#### STATED GOAL
Please output each of the entries below verbatim, line by line, with nothing changed.

[Stored entries]
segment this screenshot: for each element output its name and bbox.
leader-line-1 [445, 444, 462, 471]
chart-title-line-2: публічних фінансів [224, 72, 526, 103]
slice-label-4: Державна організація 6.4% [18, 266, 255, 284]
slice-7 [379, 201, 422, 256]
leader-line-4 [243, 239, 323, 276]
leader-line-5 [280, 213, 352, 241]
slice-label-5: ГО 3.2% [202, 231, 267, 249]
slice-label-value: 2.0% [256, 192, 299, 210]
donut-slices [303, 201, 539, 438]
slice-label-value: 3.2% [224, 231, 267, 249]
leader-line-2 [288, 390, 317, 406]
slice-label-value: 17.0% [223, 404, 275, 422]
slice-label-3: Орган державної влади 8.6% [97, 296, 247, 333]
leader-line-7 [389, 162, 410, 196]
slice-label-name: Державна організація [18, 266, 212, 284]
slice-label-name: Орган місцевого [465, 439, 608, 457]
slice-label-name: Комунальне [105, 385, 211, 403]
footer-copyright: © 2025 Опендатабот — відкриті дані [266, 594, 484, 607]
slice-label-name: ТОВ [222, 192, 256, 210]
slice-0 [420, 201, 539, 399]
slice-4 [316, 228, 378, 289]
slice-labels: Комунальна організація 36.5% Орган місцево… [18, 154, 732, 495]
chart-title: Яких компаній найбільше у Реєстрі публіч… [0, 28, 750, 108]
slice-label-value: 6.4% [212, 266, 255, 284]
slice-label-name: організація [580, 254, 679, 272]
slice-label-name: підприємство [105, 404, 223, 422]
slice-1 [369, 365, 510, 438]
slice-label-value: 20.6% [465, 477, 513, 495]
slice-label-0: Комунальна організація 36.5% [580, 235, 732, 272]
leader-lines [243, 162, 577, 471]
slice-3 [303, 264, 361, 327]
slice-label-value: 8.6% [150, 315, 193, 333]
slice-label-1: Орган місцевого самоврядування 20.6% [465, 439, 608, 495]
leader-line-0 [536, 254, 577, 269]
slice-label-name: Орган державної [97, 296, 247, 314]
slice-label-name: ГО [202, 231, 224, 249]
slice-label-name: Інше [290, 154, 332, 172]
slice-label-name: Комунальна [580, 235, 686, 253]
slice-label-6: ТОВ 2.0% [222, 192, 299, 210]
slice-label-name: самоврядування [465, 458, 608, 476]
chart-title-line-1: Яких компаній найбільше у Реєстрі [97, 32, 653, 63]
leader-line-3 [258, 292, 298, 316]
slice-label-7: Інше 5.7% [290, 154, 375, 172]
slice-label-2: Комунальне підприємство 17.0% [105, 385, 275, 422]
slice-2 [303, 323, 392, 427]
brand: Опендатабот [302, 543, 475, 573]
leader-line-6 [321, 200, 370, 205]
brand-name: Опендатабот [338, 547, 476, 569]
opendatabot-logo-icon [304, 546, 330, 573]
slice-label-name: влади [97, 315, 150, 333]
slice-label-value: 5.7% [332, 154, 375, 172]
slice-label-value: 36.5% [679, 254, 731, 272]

#### TASK OUTPUT
segment this screenshot: for each element output its name and bbox.
leader-line-1 [445, 444, 462, 471]
chart-title-line-2: публічних фінансів [224, 72, 526, 103]
slice-label-4: Державна організація 6.4% [18, 266, 255, 284]
slice-7 [379, 201, 422, 256]
leader-line-4 [243, 239, 323, 276]
leader-line-5 [280, 213, 352, 241]
slice-label-5: ГО 3.2% [202, 231, 267, 249]
slice-label-value: 2.0% [256, 192, 299, 210]
donut-slices [303, 201, 539, 438]
slice-label-value: 3.2% [224, 231, 267, 249]
leader-line-2 [288, 390, 317, 406]
slice-label-value: 17.0% [223, 404, 275, 422]
slice-label-3: Орган державної влади 8.6% [97, 296, 247, 333]
leader-line-7 [389, 162, 410, 196]
slice-label-name: Державна організація [18, 266, 212, 284]
slice-label-name: Орган місцевого [465, 439, 608, 457]
slice-label-name: Комунальне [105, 385, 211, 403]
footer-copyright: © 2025 Опендатабот — відкриті дані [266, 594, 484, 607]
slice-label-name: ТОВ [222, 192, 256, 210]
slice-0 [420, 201, 539, 399]
slice-4 [316, 228, 378, 289]
slice-labels: Комунальна організація 36.5% Орган місцево… [18, 154, 732, 495]
chart-title: Яких компаній найбільше у Реєстрі публіч… [0, 28, 750, 108]
slice-label-value: 6.4% [212, 266, 255, 284]
slice-label-name: організація [580, 254, 679, 272]
slice-label-name: підприємство [105, 404, 223, 422]
slice-1 [369, 365, 510, 438]
slice-label-value: 20.6% [465, 477, 513, 495]
slice-label-0: Комунальна організація 36.5% [580, 235, 732, 272]
leader-lines [243, 162, 577, 471]
slice-3 [303, 264, 361, 327]
slice-label-value: 8.6% [150, 315, 193, 333]
slice-label-1: Орган місцевого самоврядування 20.6% [465, 439, 608, 495]
leader-line-0 [536, 254, 577, 269]
slice-label-name: Орган державної [97, 296, 247, 314]
slice-label-name: ГО [202, 231, 224, 249]
slice-label-name: Інше [290, 154, 332, 172]
slice-label-name: Комунальна [580, 235, 686, 253]
slice-label-6: ТОВ 2.0% [222, 192, 299, 210]
slice-label-name: самоврядування [465, 458, 608, 476]
chart-title-line-1: Яких компаній найбільше у Реєстрі [97, 32, 653, 63]
leader-line-3 [258, 292, 298, 316]
slice-label-7: Інше 5.7% [290, 154, 375, 172]
slice-label-2: Комунальне підприємство 17.0% [105, 385, 275, 422]
slice-2 [303, 323, 392, 427]
brand: Опендатабот [302, 543, 475, 573]
leader-line-6 [321, 200, 370, 205]
brand-name: Опендатабот [338, 547, 476, 569]
opendatabot-logo-icon [304, 546, 330, 573]
slice-label-name: влади [97, 315, 150, 333]
slice-label-value: 5.7% [332, 154, 375, 172]
slice-label-value: 36.5% [679, 254, 731, 272]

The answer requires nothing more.